Short exercise
Sort through the data and copy the lines holding the word "band".

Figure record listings
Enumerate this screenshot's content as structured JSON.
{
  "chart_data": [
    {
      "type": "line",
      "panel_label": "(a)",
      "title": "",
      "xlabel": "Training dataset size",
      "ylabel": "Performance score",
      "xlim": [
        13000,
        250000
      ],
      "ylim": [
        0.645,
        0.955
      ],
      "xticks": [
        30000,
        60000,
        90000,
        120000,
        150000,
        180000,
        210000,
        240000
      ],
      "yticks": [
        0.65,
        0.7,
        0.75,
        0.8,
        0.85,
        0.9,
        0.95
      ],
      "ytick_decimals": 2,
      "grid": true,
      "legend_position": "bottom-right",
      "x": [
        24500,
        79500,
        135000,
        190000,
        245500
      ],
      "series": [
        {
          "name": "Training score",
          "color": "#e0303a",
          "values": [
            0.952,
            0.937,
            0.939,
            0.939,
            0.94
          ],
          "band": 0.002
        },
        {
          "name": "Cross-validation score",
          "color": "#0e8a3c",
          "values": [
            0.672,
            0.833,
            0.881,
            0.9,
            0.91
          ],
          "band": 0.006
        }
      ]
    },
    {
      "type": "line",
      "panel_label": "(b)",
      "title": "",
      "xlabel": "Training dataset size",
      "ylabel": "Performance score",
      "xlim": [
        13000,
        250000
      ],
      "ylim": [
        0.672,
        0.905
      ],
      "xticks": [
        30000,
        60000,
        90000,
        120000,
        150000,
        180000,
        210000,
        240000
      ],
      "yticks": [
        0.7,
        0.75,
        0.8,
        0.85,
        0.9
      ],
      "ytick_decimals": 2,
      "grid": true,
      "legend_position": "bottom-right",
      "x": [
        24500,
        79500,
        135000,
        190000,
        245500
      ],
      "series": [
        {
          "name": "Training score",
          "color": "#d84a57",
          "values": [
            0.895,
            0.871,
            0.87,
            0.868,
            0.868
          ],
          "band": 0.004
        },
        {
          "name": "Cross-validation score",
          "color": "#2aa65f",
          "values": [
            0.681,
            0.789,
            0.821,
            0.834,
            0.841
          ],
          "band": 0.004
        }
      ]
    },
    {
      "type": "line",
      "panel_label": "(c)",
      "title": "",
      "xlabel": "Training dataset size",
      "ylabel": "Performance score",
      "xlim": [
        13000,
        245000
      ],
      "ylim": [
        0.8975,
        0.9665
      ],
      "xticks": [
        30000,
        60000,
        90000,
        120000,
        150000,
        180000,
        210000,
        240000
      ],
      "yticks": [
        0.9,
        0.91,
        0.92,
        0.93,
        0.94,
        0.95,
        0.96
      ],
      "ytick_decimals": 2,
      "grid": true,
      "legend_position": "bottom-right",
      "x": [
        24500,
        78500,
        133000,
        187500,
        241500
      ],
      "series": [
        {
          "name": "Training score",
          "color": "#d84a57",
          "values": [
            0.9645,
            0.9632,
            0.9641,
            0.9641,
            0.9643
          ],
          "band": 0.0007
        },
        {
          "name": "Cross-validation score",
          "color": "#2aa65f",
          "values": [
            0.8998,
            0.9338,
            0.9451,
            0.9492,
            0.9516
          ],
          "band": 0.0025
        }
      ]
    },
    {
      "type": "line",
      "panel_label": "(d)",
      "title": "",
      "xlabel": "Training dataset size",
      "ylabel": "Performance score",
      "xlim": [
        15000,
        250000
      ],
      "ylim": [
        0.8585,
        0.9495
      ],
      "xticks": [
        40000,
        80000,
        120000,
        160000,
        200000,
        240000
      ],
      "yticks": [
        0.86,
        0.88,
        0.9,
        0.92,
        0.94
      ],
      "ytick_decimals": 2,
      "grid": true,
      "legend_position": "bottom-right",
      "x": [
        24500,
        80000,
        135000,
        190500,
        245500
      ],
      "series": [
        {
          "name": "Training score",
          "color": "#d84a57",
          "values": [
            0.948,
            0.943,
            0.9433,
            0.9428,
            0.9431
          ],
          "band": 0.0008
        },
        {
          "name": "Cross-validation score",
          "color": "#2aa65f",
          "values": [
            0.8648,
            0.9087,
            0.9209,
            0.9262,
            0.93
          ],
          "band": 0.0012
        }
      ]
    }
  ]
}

Written reply
          "band": 0.002
          "band": 0.006
          "band": 0.004
          "band": 0.004
          "band": 0.0007
          "band": 0.0025
          "band": 0.0008
          "band": 0.0012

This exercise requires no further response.